(Data entries)
⟨
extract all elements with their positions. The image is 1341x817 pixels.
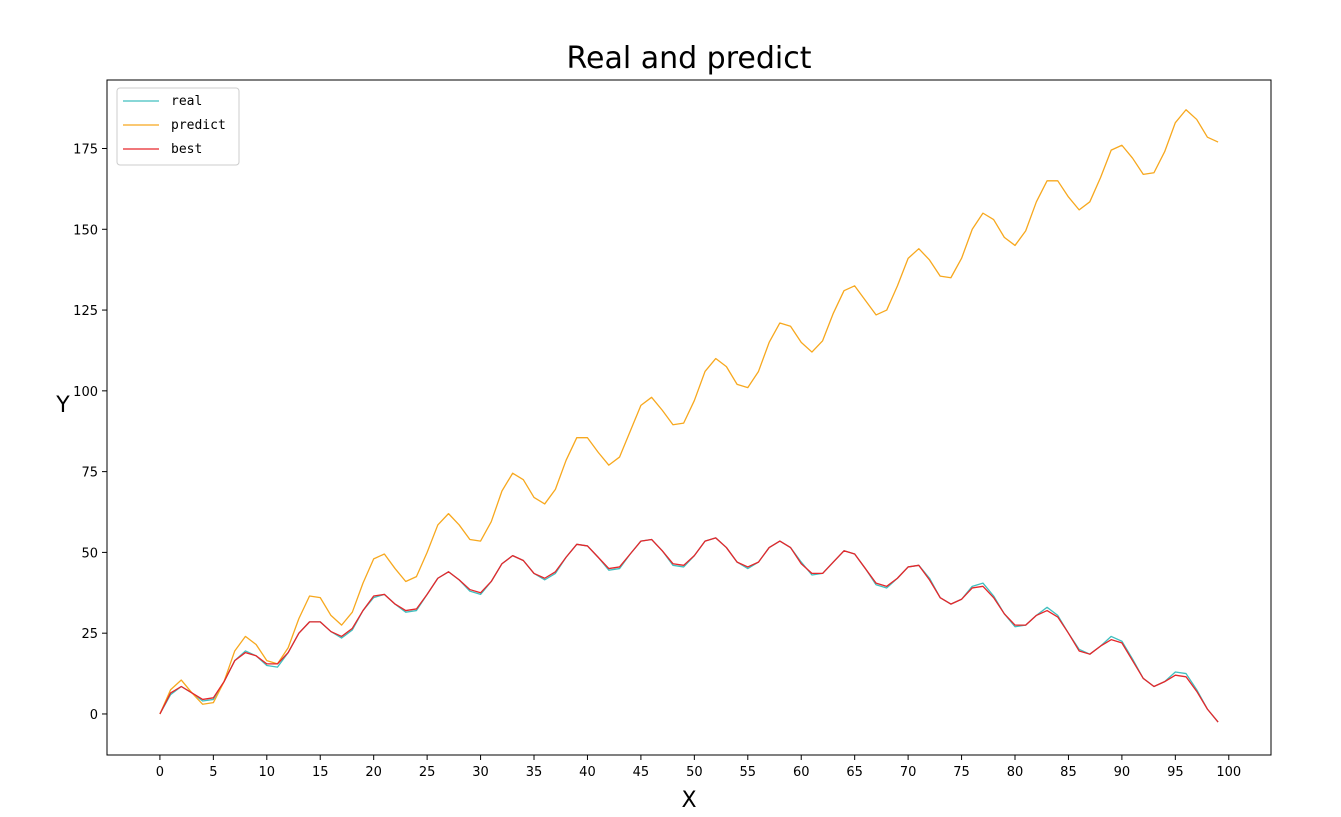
- y-tick-label: 150: [73, 223, 98, 238]
- x-tick-label: 65: [846, 765, 863, 780]
- y-axis-ticks: 0 25 50 75 100 125 150 175: [73, 143, 107, 723]
- y-tick-label: 125: [73, 304, 98, 319]
- legend-label-best: best: [171, 142, 202, 157]
- x-tick-label: 60: [793, 765, 810, 780]
- plot-area: [106, 79, 1272, 756]
- x-tick-label: 10: [259, 765, 276, 780]
- x-tick-label: 25: [419, 765, 436, 780]
- y-tick-label: 25: [81, 627, 98, 642]
- x-tick-label: 95: [1167, 765, 1184, 780]
- y-axis-label: Y: [55, 393, 70, 418]
- legend: real predict best: [116, 87, 240, 166]
- x-tick-label: 50: [686, 765, 703, 780]
- x-tick-label: 20: [365, 765, 382, 780]
- x-tick-label: 90: [1114, 765, 1131, 780]
- x-tick-label: 80: [1007, 765, 1024, 780]
- x-tick-label: 15: [312, 765, 329, 780]
- x-axis-label: X: [681, 788, 696, 813]
- y-tick-label: 175: [73, 143, 98, 158]
- x-tick-label: 45: [633, 765, 650, 780]
- x-axis-ticks: 0 5 10 15 20 25 30 35 40 45 50 55 60 65 70 75 80 85 90 95 10…: [156, 755, 1241, 780]
- x-tick-label: 30: [472, 765, 489, 780]
- y-tick-label: 50: [81, 546, 98, 561]
- y-tick-label: 100: [73, 385, 98, 400]
- y-tick-label: 75: [81, 466, 98, 481]
- x-tick-label: 70: [900, 765, 917, 780]
- x-tick-label: 100: [1216, 765, 1241, 780]
- x-tick-label: 5: [209, 765, 217, 780]
- x-tick-label: 55: [740, 765, 757, 780]
- series-line-best: [159, 537, 1219, 723]
- x-tick-label: 0: [156, 765, 164, 780]
- x-tick-label: 35: [526, 765, 543, 780]
- y-tick-label: 0: [90, 708, 98, 723]
- chart-title: Real and predict: [567, 41, 812, 76]
- legend-label-predict: predict: [171, 118, 226, 133]
- series-layer: [159, 109, 1219, 723]
- legend-box: [116, 87, 240, 166]
- x-tick-label: 40: [579, 765, 596, 780]
- series-line-predict: [159, 109, 1219, 715]
- x-tick-label: 85: [1060, 765, 1077, 780]
- legend-label-real: real: [171, 94, 202, 109]
- x-tick-label: 75: [953, 765, 970, 780]
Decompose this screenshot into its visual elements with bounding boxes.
⟩
Write out every line of the data entries above exactly as they appear, leaving the pictures out.

Solved exercise:
extract all elements with their positions. The image is 1341x817 pixels.
- y-tick-label: 150: [73, 223, 98, 238]
- x-tick-label: 65: [846, 765, 863, 780]
- y-axis-ticks: 0 25 50 75 100 125 150 175: [73, 143, 107, 723]
- y-tick-label: 125: [73, 304, 98, 319]
- legend-label-best: best: [171, 142, 202, 157]
- x-tick-label: 60: [793, 765, 810, 780]
- plot-area: [106, 79, 1272, 756]
- x-tick-label: 10: [259, 765, 276, 780]
- x-tick-label: 25: [419, 765, 436, 780]
- y-tick-label: 25: [81, 627, 98, 642]
- x-tick-label: 95: [1167, 765, 1184, 780]
- y-axis-label: Y: [55, 393, 70, 418]
- legend: real predict best: [116, 87, 240, 166]
- x-tick-label: 50: [686, 765, 703, 780]
- x-tick-label: 20: [365, 765, 382, 780]
- x-tick-label: 90: [1114, 765, 1131, 780]
- x-tick-label: 80: [1007, 765, 1024, 780]
- x-tick-label: 15: [312, 765, 329, 780]
- x-axis-label: X: [681, 788, 696, 813]
- y-tick-label: 175: [73, 143, 98, 158]
- x-tick-label: 45: [633, 765, 650, 780]
- x-axis-ticks: 0 5 10 15 20 25 30 35 40 45 50 55 60 65 70 75 80 85 90 95 10…: [156, 755, 1241, 780]
- x-tick-label: 30: [472, 765, 489, 780]
- y-tick-label: 50: [81, 546, 98, 561]
- y-tick-label: 100: [73, 385, 98, 400]
- y-tick-label: 75: [81, 466, 98, 481]
- x-tick-label: 70: [900, 765, 917, 780]
- x-tick-label: 100: [1216, 765, 1241, 780]
- x-tick-label: 5: [209, 765, 217, 780]
- x-tick-label: 55: [740, 765, 757, 780]
- series-line-best: [159, 537, 1219, 723]
- x-tick-label: 0: [156, 765, 164, 780]
- x-tick-label: 35: [526, 765, 543, 780]
- y-tick-label: 0: [90, 708, 98, 723]
- chart-title: Real and predict: [567, 41, 812, 76]
- legend-label-predict: predict: [171, 118, 226, 133]
- series-layer: [159, 109, 1219, 723]
- legend-box: [116, 87, 240, 166]
- x-tick-label: 40: [579, 765, 596, 780]
- series-line-predict: [159, 109, 1219, 715]
- x-tick-label: 85: [1060, 765, 1077, 780]
- legend-label-real: real: [171, 94, 202, 109]
- x-tick-label: 75: [953, 765, 970, 780]
Decompose this screenshot into its visual elements with bounding boxes.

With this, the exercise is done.